— PROBLEM STATEMENT —
Answer with one number: how many lines hold the string "magnetic".
>>
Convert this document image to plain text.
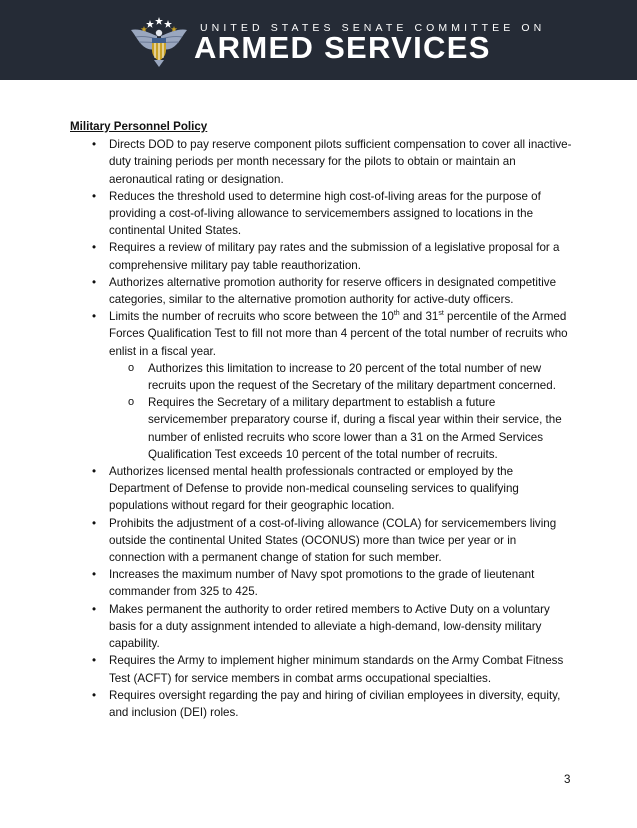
UNITED STATES SENATE COMMITTEE ON
ARMED SERVICES
Military Personnel Policy
• Directs DOD to pay reserve component pilots sufficient compensation to cover all inactive-duty training periods per month necessary for the pilots to obtain or maintain an aeronautical rating or designation.
• Reduces the threshold used to determine high cost-of-living areas for the purpose of providing a cost-of-living allowance to servicemembers assigned to locations in the continental United States.
• Requires a review of military pay rates and the submission of a legislative proposal for a comprehensive military pay table reauthorization.
• Authorizes alternative promotion authority for reserve officers in designated competitive categories, similar to the alternative promotion authority for active-duty officers.
• Limits the number of recruits who score between the 10th and 31st percentile of the Armed Forces Qualification Test to fill not more than 4 percent of the total number of recruits who enlist in a fiscal year.
o Authorizes this limitation to increase to 20 percent of the total number of new recruits upon the request of the Secretary of the military department concerned.
o Requires the Secretary of a military department to establish a future servicemember preparatory course if, during a fiscal year within their service, the number of enlisted recruits who score lower than a 31 on the Armed Services Qualification Test exceeds 10 percent of the total number of recruits.
• Authorizes licensed mental health professionals contracted or employed by the Department of Defense to provide non-medical counseling services to qualifying populations without regard for their geographic location.
• Prohibits the adjustment of a cost-of-living allowance (COLA) for servicemembers living outside the continental United States (OCONUS) more than twice per year or in connection with a permanent change of station for such member.
• Increases the maximum number of Navy spot promotions to the grade of lieutenant commander from 325 to 425.
• Makes permanent the authority to order retired members to Active Duty on a voluntary basis for a duty assignment intended to alleviate a high-demand, low-density military capability.
• Requires the Army to implement higher minimum standards on the Army Combat Fitness Test (ACFT) for service members in combat arms occupational specialties.
• Requires oversight regarding the pay and hiring of civilian employees in diversity, equity, and inclusion (DEI) roles.
3
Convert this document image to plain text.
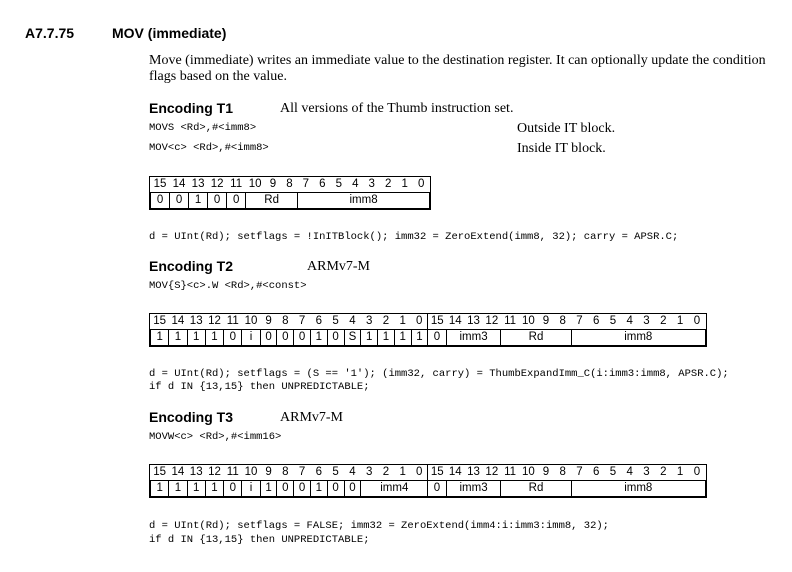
A7.7.75	MOV (immediate)
Move (immediate) writes an immediate value to the destination register. It can optionally update the condition flags based on the value.
Encoding T1	All versions of the Thumb instruction set.
MOVS <Rd>,#<imm8>	Outside IT block.
MOV<c> <Rd>,#<imm8>	Inside IT block.
15	14	13	12	11	10	9	8	7	6	5	4	3	2	1	0
0	0	1	0	0	Rd			imm8							
d = UInt(Rd); setflags = !InITBlock(); imm32 = ZeroExtend(imm8, 32); carry = APSR.C;
Encoding T2	ARMv7-M
MOV{S}<c>.W <Rd>,#<const>
15	14	13	12	11	10	9	8	7	6	5	4	3	2	1	0	15	14	13	12	11	10	9	8	7	6	5	4	3	2	1	0
1	1	1	1	0	i	0	0	0	1	0	S	1	1	1	1	0	imm3			Rd				imm8							
d = UInt(Rd); setflags = (S == '1'); (imm32, carry) = ThumbExpandImm_C(i:imm3:imm8, APSR.C);
if d IN {13,15} then UNPREDICTABLE;
Encoding T3	ARMv7-M
MOVW<c> <Rd>,#<imm16>
15	14	13	12	11	10	9	8	7	6	5	4	3	2	1	0	15	14	13	12	11	10	9	8	7	6	5	4	3	2	1	0
1	1	1	1	0	i	1	0	0	1	0	0	imm4				0	imm3			Rd				imm8							
d = UInt(Rd); setflags = FALSE; imm32 = ZeroExtend(imm4:i:imm3:imm8, 32);
if d IN {13,15} then UNPREDICTABLE;
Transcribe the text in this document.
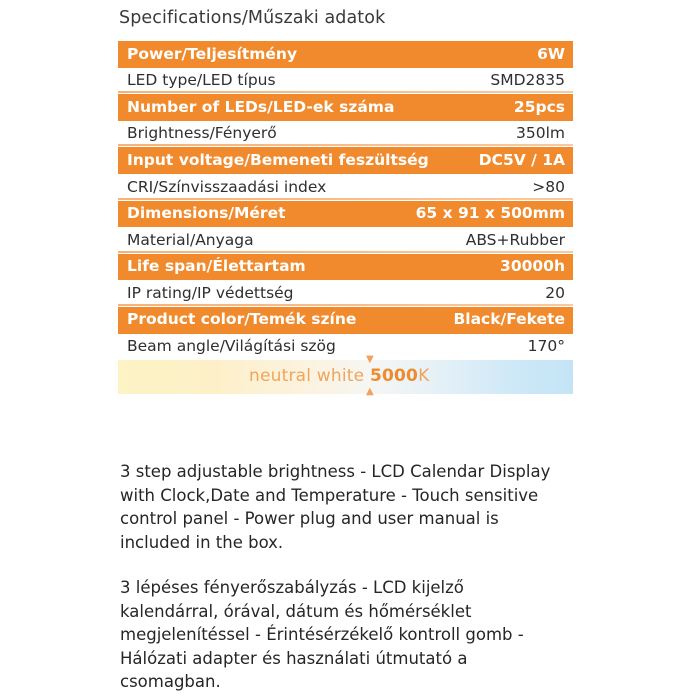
Specifications/Műszaki adatok
Power/Teljesítmény	6W
LED type/LED típus	SMD2835
Number of LEDs/LED-ek száma	25pcs
Brightness/Fényerő	350lm
Input voltage/Bemeneti feszültség	DC5V / 1A
CRI/Színvisszaadási index	>80
Dimensions/Méret	65 x 91 x 500mm
Material/Anyaga	ABS+Rubber
Life span/Élettartam	30000h
IP rating/IP védettség	20
Product color/Temék színe	Black/Fekete
Beam angle/Világítási szög	170°
▼
neutral white 5000K
▲
3 step adjustable brightness - LCD Calendar Display
with Clock,Date and Temperature - Touch sensitive
control panel - Power plug and user manual is
included in the box.
3 lépéses fényerőszabályzás - LCD kijelző
kalendárral, órával, dátum és hőmérséklet
megjelenítéssel - Érintésérzékelő kontroll gomb -
Hálózati adapter és használati útmutató a
csomagban.
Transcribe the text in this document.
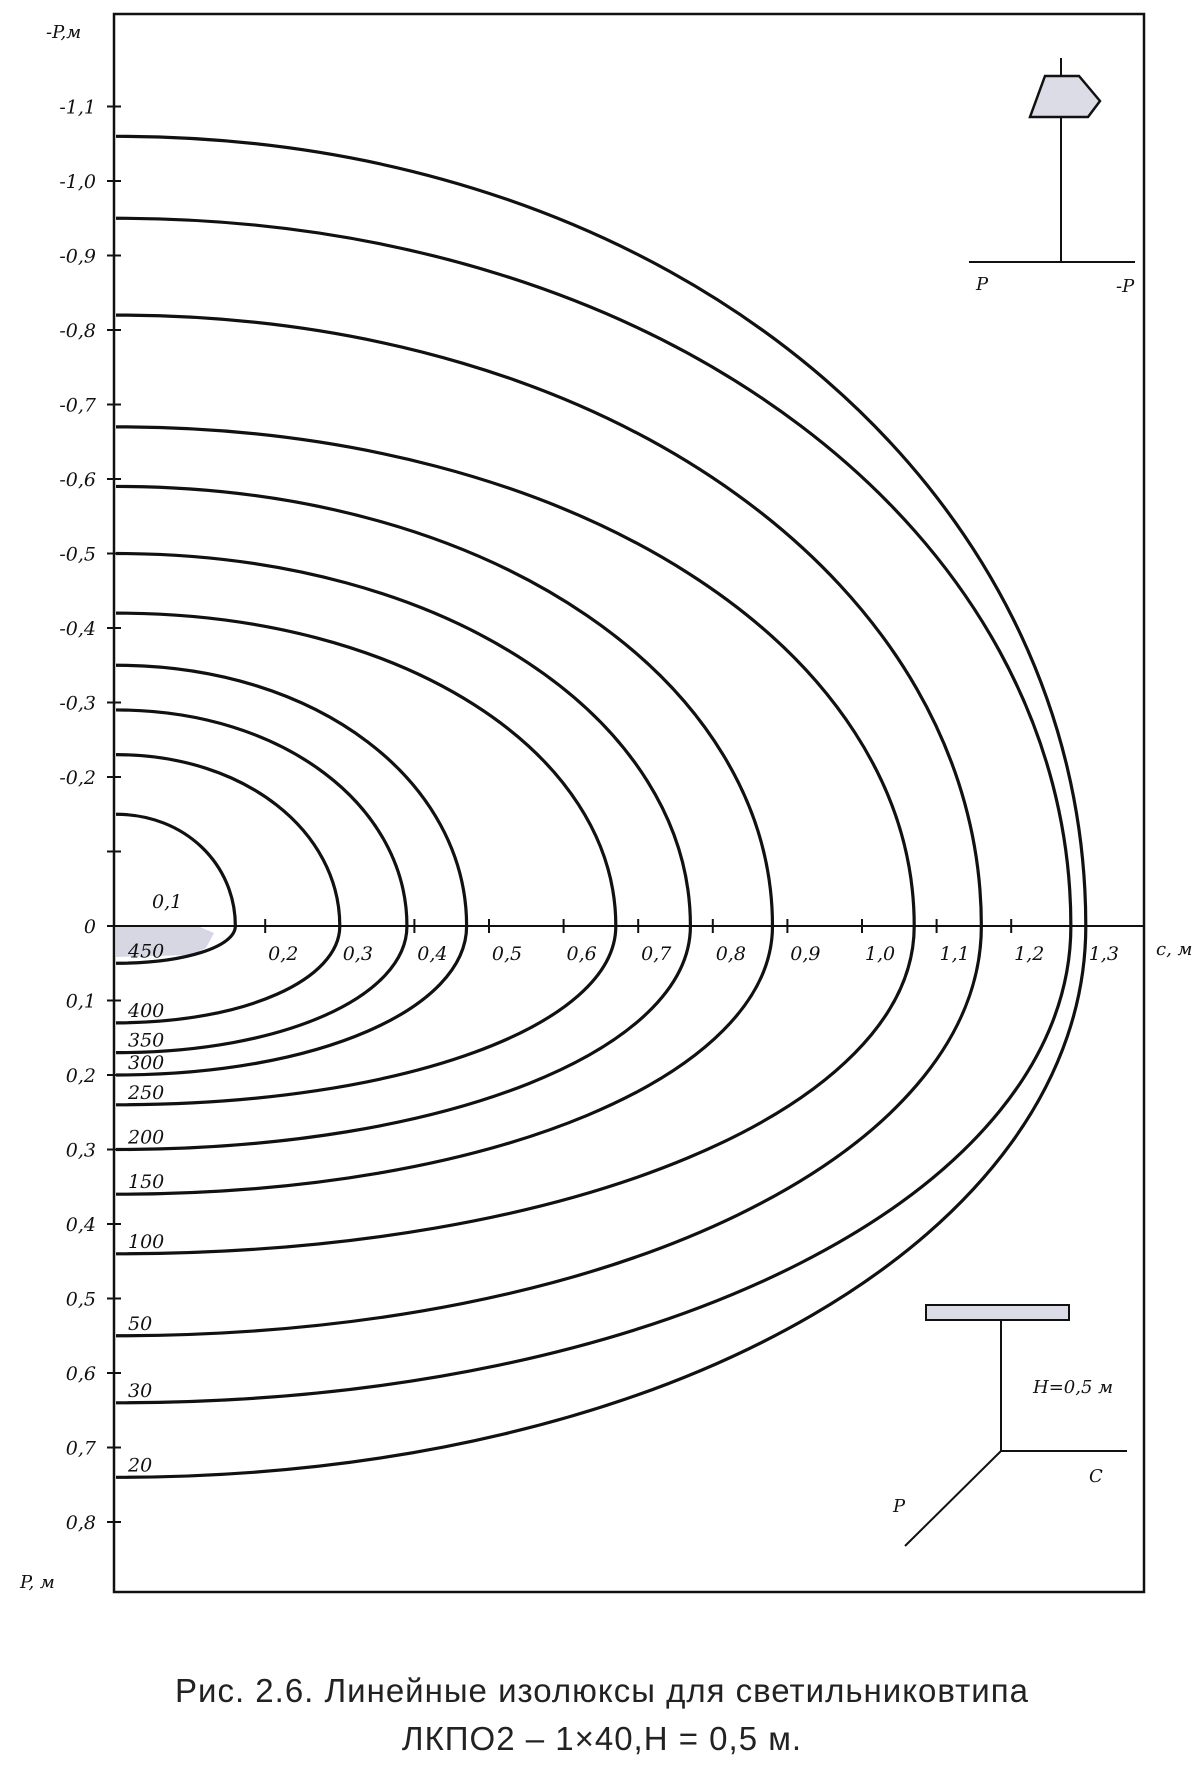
-1,1
-1,0
-0,9
-0,8
-0,7
-0,6
-0,5
-0,4
-0,3
-0,2
0
0,1
0,2
0,3
0,4
0,5
0,6
0,7
0,8
0,2 0,3 0,4 0,5 0,6 0,7 0,8 0,9 1,0 1,1 1,2 1,3
450
400
350
300
250
200
150
100
50
30
20
-P,м
P, м
с, м
0,1
P	-P
H=0,5 м
C
P
Рис. 2.6. Линейные изолюксы для светильниковтипа
ЛКПО2 – 1×40,Н = 0,5 м.
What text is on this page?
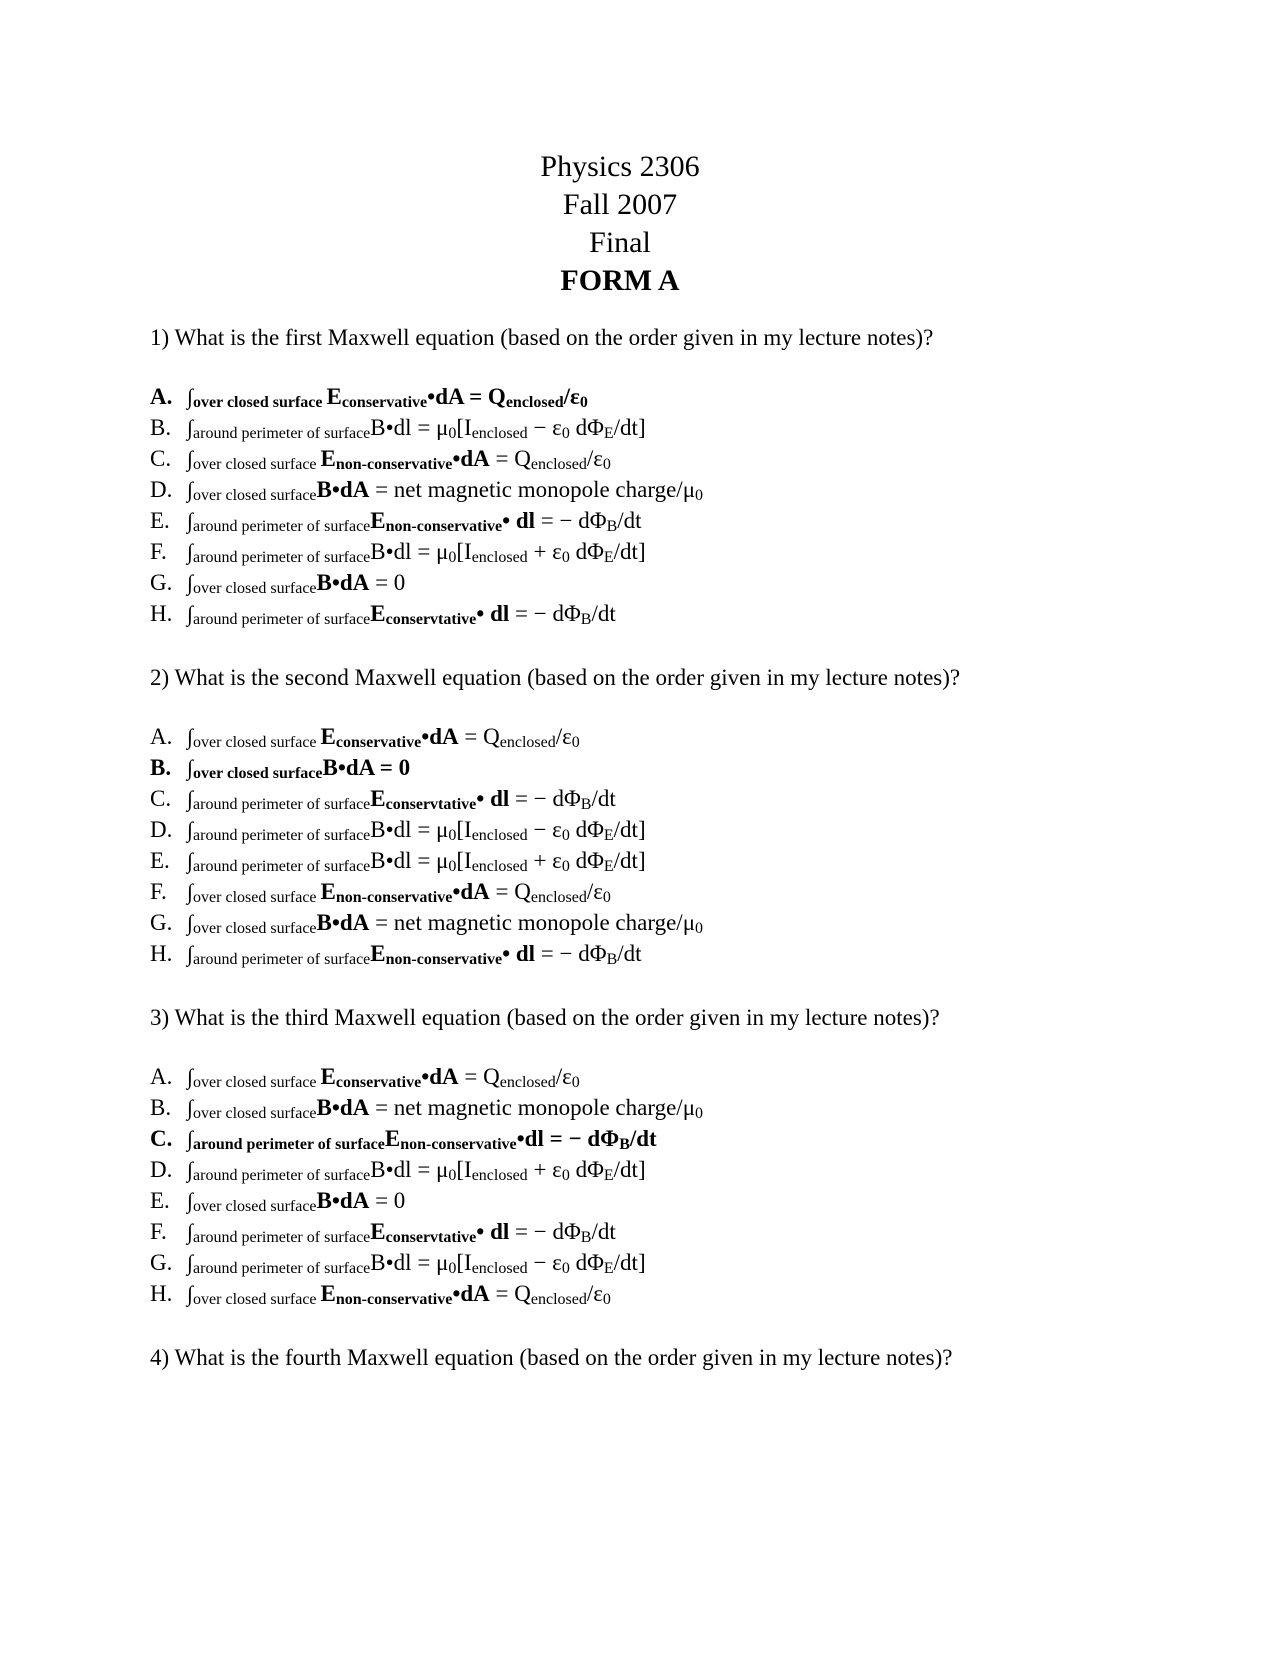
Physics 2306
Fall 2007
Final
FORM A
1) What is the first Maxwell equation (based on the order given in my lecture notes)?
A. ∫over closed surface Econservative•dA = Qenclosed/ε0
B. ∫around perimeter of surfaceB•dl = μ0[Ienclosed − ε0 dΦE/dt]
C. ∫over closed surface Enon-conservative•dA = Qenclosed/ε0
D. ∫over closed surfaceB•dA = net magnetic monopole charge/μ0
E. ∫around perimeter of surfaceEnon-conservative• dl = − dΦB/dt
F. ∫around perimeter of surfaceB•dl = μ0[Ienclosed + ε0 dΦE/dt]
G. ∫over closed surfaceB•dA = 0
H. ∫around perimeter of surfaceEconservtative• dl = − dΦB/dt
2) What is the second Maxwell equation (based on the order given in my lecture notes)?
A. ∫over closed surface Econservative•dA = Qenclosed/ε0
B. ∫over closed surfaceB•dA = 0
C. ∫around perimeter of surfaceEconservtative• dl = − dΦB/dt
D. ∫around perimeter of surfaceB•dl = μ0[Ienclosed − ε0 dΦE/dt]
E. ∫around perimeter of surfaceB•dl = μ0[Ienclosed + ε0 dΦE/dt]
F. ∫over closed surface Enon-conservative•dA = Qenclosed/ε0
G. ∫over closed surfaceB•dA = net magnetic monopole charge/μ0
H. ∫around perimeter of surfaceEnon-conservative• dl = − dΦB/dt
3) What is the third Maxwell equation (based on the order given in my lecture notes)?
A. ∫over closed surface Econservative•dA = Qenclosed/ε0
B. ∫over closed surfaceB•dA = net magnetic monopole charge/μ0
C. ∫around perimeter of surfaceEnon-conservative•dl = − dΦB/dt
D. ∫around perimeter of surfaceB•dl = μ0[Ienclosed + ε0 dΦE/dt]
E. ∫over closed surfaceB•dA = 0
F. ∫around perimeter of surfaceEconservtative• dl = − dΦB/dt
G. ∫around perimeter of surfaceB•dl = μ0[Ienclosed − ε0 dΦE/dt]
H. ∫over closed surface Enon-conservative•dA = Qenclosed/ε0
4) What is the fourth Maxwell equation (based on the order given in my lecture notes)?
<<
— TASK RESULT —
3